(REQUEST) Copy out the lines that include the word "bones".

(GIVEN RECORDS)
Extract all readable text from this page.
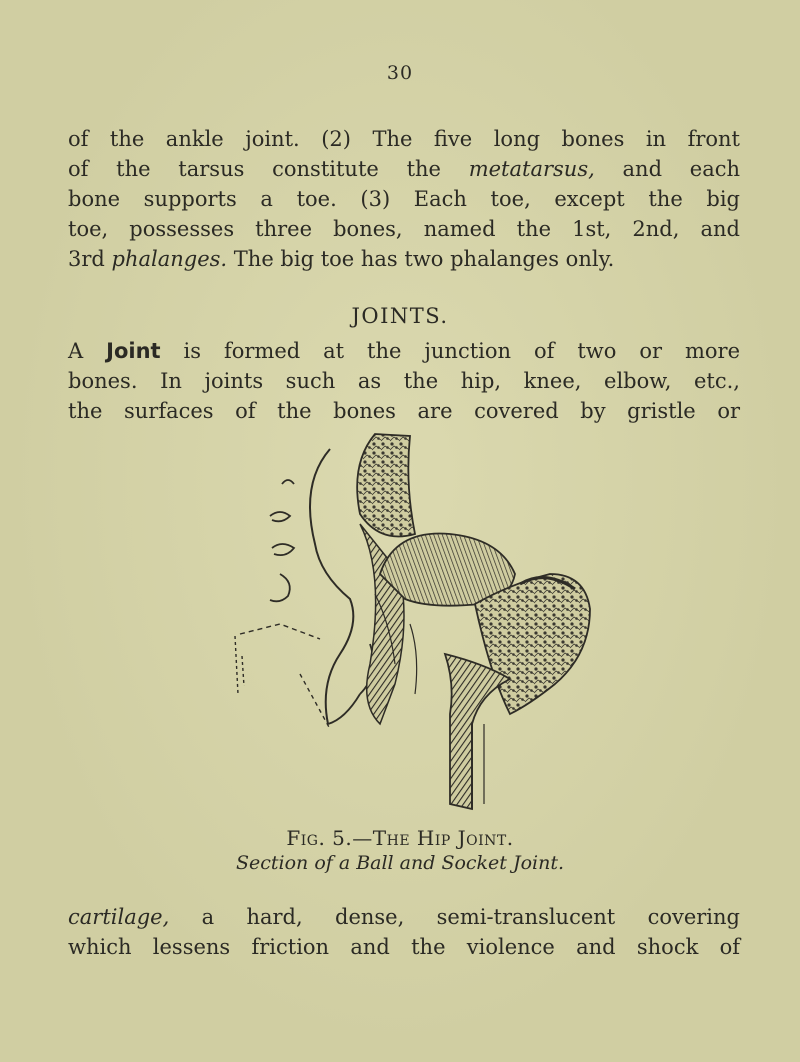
30
of the ankle joint. (2) The five long bones in front
of the tarsus constitute the metatarsus, and each
bone supports a toe. (3) Each toe, except the big
toe, possesses three bones, named the 1st, 2nd, and
3rd phalanges. The big toe has two phalanges only.
JOINTS.
A Joint is formed at the junction of two or more
bones. In joints such as the hip, knee, elbow, etc.,
the surfaces of the bones are covered by gristle or
Fig. 5.—The Hip Joint.
Section of a Ball and Socket Joint.
cartilage, a hard, dense, semi-translucent covering
which lessens friction and the violence and shock of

(RESPONSE BELOW)
of the ankle joint. (2) The five long bones in front
toe, possesses three bones, named the 1st, 2nd, and
bones. In joints such as the hip, knee, elbow, etc.,
the surfaces of the bones are covered by gristle or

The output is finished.